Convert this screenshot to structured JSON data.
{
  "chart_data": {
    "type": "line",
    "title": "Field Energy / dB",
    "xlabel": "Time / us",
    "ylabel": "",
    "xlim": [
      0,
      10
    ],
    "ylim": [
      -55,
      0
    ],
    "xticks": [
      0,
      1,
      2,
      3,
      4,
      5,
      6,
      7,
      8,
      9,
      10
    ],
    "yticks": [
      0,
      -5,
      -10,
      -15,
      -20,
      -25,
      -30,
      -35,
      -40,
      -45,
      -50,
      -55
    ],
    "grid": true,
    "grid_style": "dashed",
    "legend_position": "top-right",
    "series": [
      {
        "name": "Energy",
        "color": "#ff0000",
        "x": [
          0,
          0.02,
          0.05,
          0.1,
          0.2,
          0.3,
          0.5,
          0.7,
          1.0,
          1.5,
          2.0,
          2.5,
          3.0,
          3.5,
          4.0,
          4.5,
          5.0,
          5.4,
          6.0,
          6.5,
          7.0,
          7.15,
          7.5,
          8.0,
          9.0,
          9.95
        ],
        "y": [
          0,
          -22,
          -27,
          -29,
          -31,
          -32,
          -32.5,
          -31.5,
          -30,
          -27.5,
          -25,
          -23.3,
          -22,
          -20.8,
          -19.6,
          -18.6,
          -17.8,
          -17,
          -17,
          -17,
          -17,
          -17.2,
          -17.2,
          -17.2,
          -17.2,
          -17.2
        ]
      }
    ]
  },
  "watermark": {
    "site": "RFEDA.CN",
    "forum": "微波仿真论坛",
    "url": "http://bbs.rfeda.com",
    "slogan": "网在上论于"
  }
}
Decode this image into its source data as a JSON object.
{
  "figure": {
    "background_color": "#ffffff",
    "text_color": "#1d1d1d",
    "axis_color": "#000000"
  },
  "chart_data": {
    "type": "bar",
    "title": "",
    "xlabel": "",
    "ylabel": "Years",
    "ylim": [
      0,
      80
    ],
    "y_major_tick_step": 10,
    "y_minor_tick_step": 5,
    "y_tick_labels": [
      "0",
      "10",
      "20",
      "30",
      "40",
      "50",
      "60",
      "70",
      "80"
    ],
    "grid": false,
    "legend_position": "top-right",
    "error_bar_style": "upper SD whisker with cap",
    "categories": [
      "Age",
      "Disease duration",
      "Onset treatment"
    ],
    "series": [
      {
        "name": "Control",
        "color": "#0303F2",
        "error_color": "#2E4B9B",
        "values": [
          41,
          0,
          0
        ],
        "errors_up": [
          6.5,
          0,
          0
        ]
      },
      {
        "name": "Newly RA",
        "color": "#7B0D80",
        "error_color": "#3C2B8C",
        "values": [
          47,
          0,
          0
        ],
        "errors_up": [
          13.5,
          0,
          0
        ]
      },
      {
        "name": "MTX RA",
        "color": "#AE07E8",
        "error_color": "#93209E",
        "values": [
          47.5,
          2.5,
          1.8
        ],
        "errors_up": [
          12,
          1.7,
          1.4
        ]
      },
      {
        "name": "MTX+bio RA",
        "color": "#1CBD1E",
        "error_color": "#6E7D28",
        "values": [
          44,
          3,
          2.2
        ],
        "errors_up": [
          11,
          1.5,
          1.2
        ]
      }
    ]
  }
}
============
Your task — Write out the whole listing again, exactly as it stands.

Written solution —
Convert this screenshot to structured JSON data.
{
  "chart_data": {
    "type": "line",
    "title": "Field Energy / dB",
    "xlabel": "Time / us",
    "ylabel": "",
    "xlim": [
      0,
      10
    ],
    "ylim": [
      -55,
      0
    ],
    "xticks": [
      0,
      1,
      2,
      3,
      4,
      5,
      6,
      7,
      8,
      9,
      10
    ],
    "yticks": [
      0,
      -5,
      -10,
      -15,
      -20,
      -25,
      -30,
      -35,
      -40,
      -45,
      -50,
      -55
    ],
    "grid": true,
    "grid_style": "dashed",
    "legend_position": "top-right",
    "series": [
      {
        "name": "Energy",
        "color": "#ff0000",
        "x": [
          0,
          0.02,
          0.05,
          0.1,
          0.2,
          0.3,
          0.5,
          0.7,
          1.0,
          1.5,
          2.0,
          2.5,
          3.0,
          3.5,
          4.0,
          4.5,
          5.0,
          5.4,
          6.0,
          6.5,
          7.0,
          7.15,
          7.5,
          8.0,
          9.0,
          9.95
        ],
        "y": [
          0,
          -22,
          -27,
          -29,
          -31,
          -32,
          -32.5,
          -31.5,
          -30,
          -27.5,
          -25,
          -23.3,
          -22,
          -20.8,
          -19.6,
          -18.6,
          -17.8,
          -17,
          -17,
          -17,
          -17,
          -17.2,
          -17.2,
          -17.2,
          -17.2,
          -17.2
        ]
      }
    ]
  },
  "watermark": {
    "site": "RFEDA.CN",
    "forum": "微波仿真论坛",
    "url": "http://bbs.rfeda.com",
    "slogan": "网在上论于"
  }
}
Decode this image into its source data as a JSON object.
{
  "figure": {
    "background_color": "#ffffff",
    "text_color": "#1d1d1d",
    "axis_color": "#000000"
  },
  "chart_data": {
    "type": "bar",
    "title": "",
    "xlabel": "",
    "ylabel": "Years",
    "ylim": [
      0,
      80
    ],
    "y_major_tick_step": 10,
    "y_minor_tick_step": 5,
    "y_tick_labels": [
      "0",
      "10",
      "20",
      "30",
      "40",
      "50",
      "60",
      "70",
      "80"
    ],
    "grid": false,
    "legend_position": "top-right",
    "error_bar_style": "upper SD whisker with cap",
    "categories": [
      "Age",
      "Disease duration",
      "Onset treatment"
    ],
    "series": [
      {
        "name": "Control",
        "color": "#0303F2",
        "error_color": "#2E4B9B",
        "values": [
          41,
          0,
          0
        ],
        "errors_up": [
          6.5,
          0,
          0
        ]
      },
      {
        "name": "Newly RA",
        "color": "#7B0D80",
        "error_color": "#3C2B8C",
        "values": [
          47,
          0,
          0
        ],
        "errors_up": [
          13.5,
          0,
          0
        ]
      },
      {
        "name": "MTX RA",
        "color": "#AE07E8",
        "error_color": "#93209E",
        "values": [
          47.5,
          2.5,
          1.8
        ],
        "errors_up": [
          12,
          1.7,
          1.4
        ]
      },
      {
        "name": "MTX+bio RA",
        "color": "#1CBD1E",
        "error_color": "#6E7D28",
        "values": [
          44,
          3,
          2.2
        ],
        "errors_up": [
          11,
          1.5,
          1.2
        ]
      }
    ]
  }
}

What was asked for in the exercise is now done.